--- Begin Source data ---

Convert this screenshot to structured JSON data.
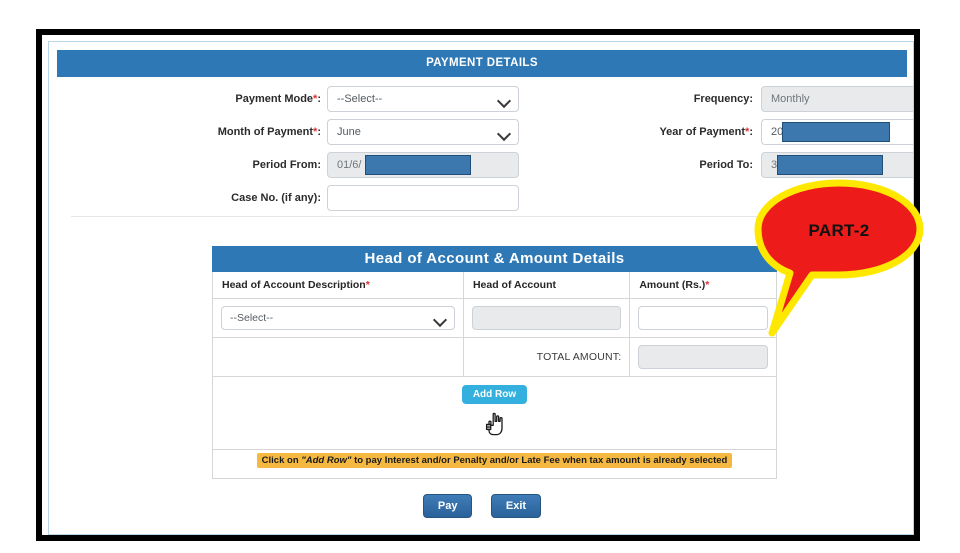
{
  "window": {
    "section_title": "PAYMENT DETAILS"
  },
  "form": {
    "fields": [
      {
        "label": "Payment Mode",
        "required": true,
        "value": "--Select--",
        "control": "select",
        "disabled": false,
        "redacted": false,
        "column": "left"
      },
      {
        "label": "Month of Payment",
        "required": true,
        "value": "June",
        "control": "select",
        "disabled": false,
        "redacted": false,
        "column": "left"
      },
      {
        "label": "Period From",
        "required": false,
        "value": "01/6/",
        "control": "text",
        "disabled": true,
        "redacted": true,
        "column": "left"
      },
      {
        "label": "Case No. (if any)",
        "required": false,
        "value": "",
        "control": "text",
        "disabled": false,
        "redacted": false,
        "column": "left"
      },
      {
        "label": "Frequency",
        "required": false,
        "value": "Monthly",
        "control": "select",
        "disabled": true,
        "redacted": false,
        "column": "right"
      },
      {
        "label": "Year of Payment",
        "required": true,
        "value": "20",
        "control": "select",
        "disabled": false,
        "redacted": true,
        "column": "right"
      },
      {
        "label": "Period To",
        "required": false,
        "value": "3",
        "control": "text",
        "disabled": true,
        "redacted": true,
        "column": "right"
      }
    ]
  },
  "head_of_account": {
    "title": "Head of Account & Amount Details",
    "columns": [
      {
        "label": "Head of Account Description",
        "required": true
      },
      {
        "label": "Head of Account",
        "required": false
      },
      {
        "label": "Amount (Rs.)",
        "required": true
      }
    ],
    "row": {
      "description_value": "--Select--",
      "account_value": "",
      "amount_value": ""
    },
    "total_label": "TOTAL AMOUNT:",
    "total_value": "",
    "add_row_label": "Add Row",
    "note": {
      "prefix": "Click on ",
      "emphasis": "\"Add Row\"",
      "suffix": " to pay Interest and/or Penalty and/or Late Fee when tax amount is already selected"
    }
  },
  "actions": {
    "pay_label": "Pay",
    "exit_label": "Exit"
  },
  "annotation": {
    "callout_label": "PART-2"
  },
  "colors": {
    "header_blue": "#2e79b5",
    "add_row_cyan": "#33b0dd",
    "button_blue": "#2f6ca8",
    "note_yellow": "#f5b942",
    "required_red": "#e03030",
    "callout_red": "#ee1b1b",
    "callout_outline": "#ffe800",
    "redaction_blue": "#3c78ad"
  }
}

--- End Source data ---
--- Begin Source data ---

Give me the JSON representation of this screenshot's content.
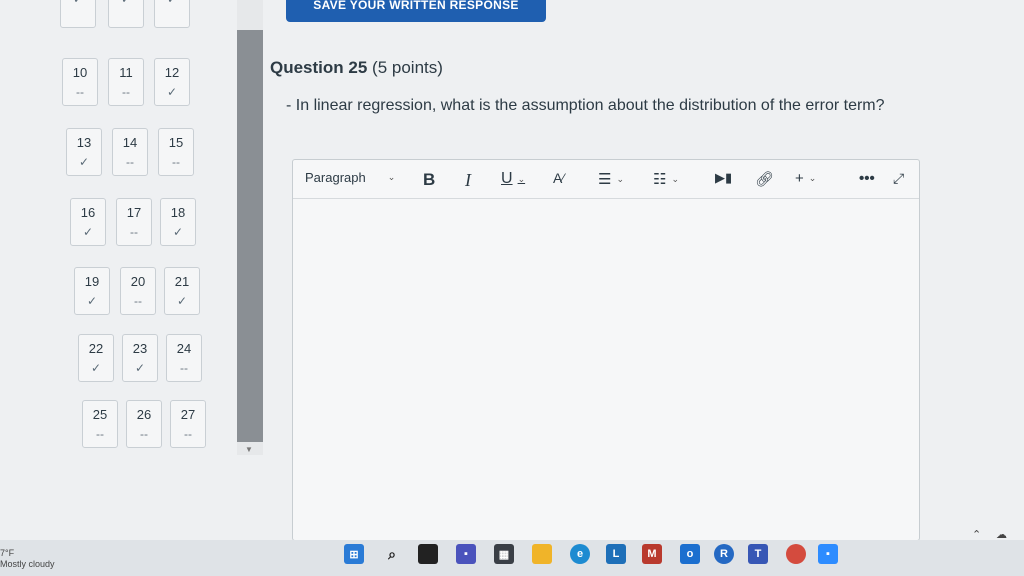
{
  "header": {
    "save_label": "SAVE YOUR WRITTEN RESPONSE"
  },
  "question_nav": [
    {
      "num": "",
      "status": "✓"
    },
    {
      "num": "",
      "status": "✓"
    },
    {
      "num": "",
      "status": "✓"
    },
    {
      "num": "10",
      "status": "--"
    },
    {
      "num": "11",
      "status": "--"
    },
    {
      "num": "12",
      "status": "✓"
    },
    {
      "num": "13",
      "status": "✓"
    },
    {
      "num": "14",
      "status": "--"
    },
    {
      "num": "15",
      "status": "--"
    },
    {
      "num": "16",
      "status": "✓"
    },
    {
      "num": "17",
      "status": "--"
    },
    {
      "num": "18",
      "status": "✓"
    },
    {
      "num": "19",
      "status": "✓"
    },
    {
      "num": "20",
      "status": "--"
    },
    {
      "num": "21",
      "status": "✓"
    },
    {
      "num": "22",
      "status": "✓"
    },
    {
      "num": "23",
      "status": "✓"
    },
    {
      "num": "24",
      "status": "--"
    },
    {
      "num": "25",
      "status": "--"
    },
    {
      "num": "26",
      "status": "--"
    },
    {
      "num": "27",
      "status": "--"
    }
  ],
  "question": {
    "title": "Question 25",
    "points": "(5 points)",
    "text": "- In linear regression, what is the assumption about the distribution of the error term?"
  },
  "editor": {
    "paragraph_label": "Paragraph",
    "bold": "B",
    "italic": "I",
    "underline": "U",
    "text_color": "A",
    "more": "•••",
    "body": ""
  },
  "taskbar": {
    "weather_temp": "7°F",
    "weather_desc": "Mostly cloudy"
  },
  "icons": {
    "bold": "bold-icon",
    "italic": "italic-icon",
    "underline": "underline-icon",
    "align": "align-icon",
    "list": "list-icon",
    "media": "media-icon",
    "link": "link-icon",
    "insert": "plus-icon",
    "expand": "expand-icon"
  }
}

--- End Source data ---

Write only the number of lines in the data above that include "underline".

### Answer to this task
2